● **GIVEN REQUEST**
Go through the listing and copy every line word for word.
□ □ □ □
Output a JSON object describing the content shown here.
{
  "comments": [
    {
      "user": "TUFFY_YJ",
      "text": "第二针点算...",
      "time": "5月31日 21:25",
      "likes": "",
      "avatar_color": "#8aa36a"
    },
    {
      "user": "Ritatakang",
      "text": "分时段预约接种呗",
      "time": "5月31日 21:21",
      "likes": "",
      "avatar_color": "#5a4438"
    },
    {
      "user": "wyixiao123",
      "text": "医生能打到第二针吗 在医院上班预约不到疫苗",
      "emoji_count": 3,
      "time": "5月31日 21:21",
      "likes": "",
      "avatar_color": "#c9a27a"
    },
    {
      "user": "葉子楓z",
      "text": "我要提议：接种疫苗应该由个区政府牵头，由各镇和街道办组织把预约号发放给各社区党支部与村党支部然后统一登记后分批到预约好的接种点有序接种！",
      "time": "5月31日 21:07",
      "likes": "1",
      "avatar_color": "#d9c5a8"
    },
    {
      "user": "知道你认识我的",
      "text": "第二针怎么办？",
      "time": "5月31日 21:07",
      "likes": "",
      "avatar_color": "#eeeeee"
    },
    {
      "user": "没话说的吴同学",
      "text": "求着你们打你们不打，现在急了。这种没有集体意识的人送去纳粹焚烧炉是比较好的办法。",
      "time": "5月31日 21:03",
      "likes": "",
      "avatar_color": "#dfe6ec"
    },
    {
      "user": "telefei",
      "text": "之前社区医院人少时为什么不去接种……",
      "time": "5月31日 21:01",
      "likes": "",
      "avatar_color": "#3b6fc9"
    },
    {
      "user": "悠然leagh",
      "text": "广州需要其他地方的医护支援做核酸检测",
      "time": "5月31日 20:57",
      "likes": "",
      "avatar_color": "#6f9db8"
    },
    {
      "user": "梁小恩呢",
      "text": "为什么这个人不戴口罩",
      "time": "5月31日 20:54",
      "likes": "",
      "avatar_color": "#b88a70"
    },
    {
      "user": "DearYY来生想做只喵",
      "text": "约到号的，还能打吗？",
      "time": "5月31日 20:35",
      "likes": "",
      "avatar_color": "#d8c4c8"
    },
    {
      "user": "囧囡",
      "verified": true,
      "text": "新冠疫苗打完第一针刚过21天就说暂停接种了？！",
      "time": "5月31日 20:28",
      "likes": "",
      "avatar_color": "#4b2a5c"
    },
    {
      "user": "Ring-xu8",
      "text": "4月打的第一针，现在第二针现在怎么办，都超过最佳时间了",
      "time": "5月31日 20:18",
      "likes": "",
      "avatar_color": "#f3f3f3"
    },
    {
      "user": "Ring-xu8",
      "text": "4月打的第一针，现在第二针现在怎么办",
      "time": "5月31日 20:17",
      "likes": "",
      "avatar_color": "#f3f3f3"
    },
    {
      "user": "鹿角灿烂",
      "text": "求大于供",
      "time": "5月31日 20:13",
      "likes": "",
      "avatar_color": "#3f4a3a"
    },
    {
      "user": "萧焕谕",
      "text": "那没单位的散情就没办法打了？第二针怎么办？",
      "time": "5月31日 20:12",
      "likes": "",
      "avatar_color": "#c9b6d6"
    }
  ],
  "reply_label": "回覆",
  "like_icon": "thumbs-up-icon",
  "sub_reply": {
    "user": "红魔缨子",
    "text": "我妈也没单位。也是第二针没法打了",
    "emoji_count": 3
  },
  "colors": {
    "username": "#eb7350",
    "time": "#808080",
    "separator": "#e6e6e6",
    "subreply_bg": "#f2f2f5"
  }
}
□ □ □ □
● **COMPLETE ANSWER**
Output a JSON object describing the content shown here.
{
  "comments": [
    {
      "user": "TUFFY_YJ",
      "text": "第二针点算...",
      "time": "5月31日 21:25",
      "likes": "",
      "avatar_color": "#8aa36a"
    },
    {
      "user": "Ritatakang",
      "text": "分时段预约接种呗",
      "time": "5月31日 21:21",
      "likes": "",
      "avatar_color": "#5a4438"
    },
    {
      "user": "wyixiao123",
      "text": "医生能打到第二针吗 在医院上班预约不到疫苗",
      "emoji_count": 3,
      "time": "5月31日 21:21",
      "likes": "",
      "avatar_color": "#c9a27a"
    },
    {
      "user": "葉子楓z",
      "text": "我要提议：接种疫苗应该由个区政府牵头，由各镇和街道办组织把预约号发放给各社区党支部与村党支部然后统一登记后分批到预约好的接种点有序接种！",
      "time": "5月31日 21:07",
      "likes": "1",
      "avatar_color": "#d9c5a8"
    },
    {
      "user": "知道你认识我的",
      "text": "第二针怎么办？",
      "time": "5月31日 21:07",
      "likes": "",
      "avatar_color": "#eeeeee"
    },
    {
      "user": "没话说的吴同学",
      "text": "求着你们打你们不打，现在急了。这种没有集体意识的人送去纳粹焚烧炉是比较好的办法。",
      "time": "5月31日 21:03",
      "likes": "",
      "avatar_color": "#dfe6ec"
    },
    {
      "user": "telefei",
      "text": "之前社区医院人少时为什么不去接种……",
      "time": "5月31日 21:01",
      "likes": "",
      "avatar_color": "#3b6fc9"
    },
    {
      "user": "悠然leagh",
      "text": "广州需要其他地方的医护支援做核酸检测",
      "time": "5月31日 20:57",
      "likes": "",
      "avatar_color": "#6f9db8"
    },
    {
      "user": "梁小恩呢",
      "text": "为什么这个人不戴口罩",
      "time": "5月31日 20:54",
      "likes": "",
      "avatar_color": "#b88a70"
    },
    {
      "user": "DearYY来生想做只喵",
      "text": "约到号的，还能打吗？",
      "time": "5月31日 20:35",
      "likes": "",
      "avatar_color": "#d8c4c8"
    },
    {
      "user": "囧囡",
      "verified": true,
      "text": "新冠疫苗打完第一针刚过21天就说暂停接种了？！",
      "time": "5月31日 20:28",
      "likes": "",
      "avatar_color": "#4b2a5c"
    },
    {
      "user": "Ring-xu8",
      "text": "4月打的第一针，现在第二针现在怎么办，都超过最佳时间了",
      "time": "5月31日 20:18",
      "likes": "",
      "avatar_color": "#f3f3f3"
    },
    {
      "user": "Ring-xu8",
      "text": "4月打的第一针，现在第二针现在怎么办",
      "time": "5月31日 20:17",
      "likes": "",
      "avatar_color": "#f3f3f3"
    },
    {
      "user": "鹿角灿烂",
      "text": "求大于供",
      "time": "5月31日 20:13",
      "likes": "",
      "avatar_color": "#3f4a3a"
    },
    {
      "user": "萧焕谕",
      "text": "那没单位的散情就没办法打了？第二针怎么办？",
      "time": "5月31日 20:12",
      "likes": "",
      "avatar_color": "#c9b6d6"
    }
  ],
  "reply_label": "回覆",
  "like_icon": "thumbs-up-icon",
  "sub_reply": {
    "user": "红魔缨子",
    "text": "我妈也没单位。也是第二针没法打了",
    "emoji_count": 3
  },
  "colors": {
    "username": "#eb7350",
    "time": "#808080",
    "separator": "#e6e6e6",
    "subreply_bg": "#f2f2f5"
  }
}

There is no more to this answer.